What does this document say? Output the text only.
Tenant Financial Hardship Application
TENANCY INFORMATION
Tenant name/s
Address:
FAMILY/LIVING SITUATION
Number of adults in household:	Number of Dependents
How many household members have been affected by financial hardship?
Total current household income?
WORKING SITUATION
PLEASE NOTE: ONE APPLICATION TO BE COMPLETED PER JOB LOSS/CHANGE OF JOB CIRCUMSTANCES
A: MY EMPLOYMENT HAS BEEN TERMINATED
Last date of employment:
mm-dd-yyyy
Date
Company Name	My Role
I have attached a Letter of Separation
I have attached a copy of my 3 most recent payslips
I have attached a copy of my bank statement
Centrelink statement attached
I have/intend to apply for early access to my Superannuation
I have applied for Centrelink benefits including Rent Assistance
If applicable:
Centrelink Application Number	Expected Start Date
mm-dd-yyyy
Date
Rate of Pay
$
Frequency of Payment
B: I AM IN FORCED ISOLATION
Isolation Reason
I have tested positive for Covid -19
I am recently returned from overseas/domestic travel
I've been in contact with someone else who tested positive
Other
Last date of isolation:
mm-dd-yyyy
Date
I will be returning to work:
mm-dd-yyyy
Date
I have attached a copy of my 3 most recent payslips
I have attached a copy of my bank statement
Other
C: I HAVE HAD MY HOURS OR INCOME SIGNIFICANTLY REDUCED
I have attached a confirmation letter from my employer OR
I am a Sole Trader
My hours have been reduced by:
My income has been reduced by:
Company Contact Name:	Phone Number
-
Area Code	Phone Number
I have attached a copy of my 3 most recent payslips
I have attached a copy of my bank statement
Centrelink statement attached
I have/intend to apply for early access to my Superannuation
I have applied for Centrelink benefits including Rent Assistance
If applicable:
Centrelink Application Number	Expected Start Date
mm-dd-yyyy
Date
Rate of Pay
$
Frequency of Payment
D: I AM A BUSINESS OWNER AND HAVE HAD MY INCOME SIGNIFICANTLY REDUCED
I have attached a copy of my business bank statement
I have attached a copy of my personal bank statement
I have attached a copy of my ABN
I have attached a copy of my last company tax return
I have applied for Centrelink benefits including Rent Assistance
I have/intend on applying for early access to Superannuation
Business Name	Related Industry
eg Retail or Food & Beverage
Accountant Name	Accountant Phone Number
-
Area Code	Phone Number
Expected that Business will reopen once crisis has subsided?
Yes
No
★ ★ ★ ★ ★ ★ ★
__GIVEN INSTRUCTION__. Return the entries above exactly, each one complete.

__OUTPUT FOR THIS TASK__.
What does this document say? Output the text only.
Tenant Financial Hardship Application
TENANCY INFORMATION
Tenant name/s
Address:
FAMILY/LIVING SITUATION
Number of adults in household:	Number of Dependents
How many household members have been affected by financial hardship?
Total current household income?
WORKING SITUATION
PLEASE NOTE: ONE APPLICATION TO BE COMPLETED PER JOB LOSS/CHANGE OF JOB CIRCUMSTANCES
A: MY EMPLOYMENT HAS BEEN TERMINATED
Last date of employment:
mm-dd-yyyy
Date
Company Name	My Role
I have attached a Letter of Separation
I have attached a copy of my 3 most recent payslips
I have attached a copy of my bank statement
Centrelink statement attached
I have/intend to apply for early access to my Superannuation
I have applied for Centrelink benefits including Rent Assistance
If applicable:
Centrelink Application Number	Expected Start Date
mm-dd-yyyy
Date
Rate of Pay
$
Frequency of Payment
B: I AM IN FORCED ISOLATION
Isolation Reason
I have tested positive for Covid -19
I am recently returned from overseas/domestic travel
I've been in contact with someone else who tested positive
Other
Last date of isolation:
mm-dd-yyyy
Date
I will be returning to work:
mm-dd-yyyy
Date
I have attached a copy of my 3 most recent payslips
I have attached a copy of my bank statement
Other
C: I HAVE HAD MY HOURS OR INCOME SIGNIFICANTLY REDUCED
I have attached a confirmation letter from my employer OR
I am a Sole Trader
My hours have been reduced by:
My income has been reduced by:
Company Contact Name:	Phone Number
-
Area Code	Phone Number
I have attached a copy of my 3 most recent payslips
I have attached a copy of my bank statement
Centrelink statement attached
I have/intend to apply for early access to my Superannuation
I have applied for Centrelink benefits including Rent Assistance
If applicable:
Centrelink Application Number	Expected Start Date
mm-dd-yyyy
Date
Rate of Pay
$
Frequency of Payment
D: I AM A BUSINESS OWNER AND HAVE HAD MY INCOME SIGNIFICANTLY REDUCED
I have attached a copy of my business bank statement
I have attached a copy of my personal bank statement
I have attached a copy of my ABN
I have attached a copy of my last company tax return
I have applied for Centrelink benefits including Rent Assistance
I have/intend on applying for early access to Superannuation
Business Name	Related Industry
eg Retail or Food & Beverage
Accountant Name	Accountant Phone Number
-
Area Code	Phone Number
Expected that Business will reopen once crisis has subsided?
Yes
No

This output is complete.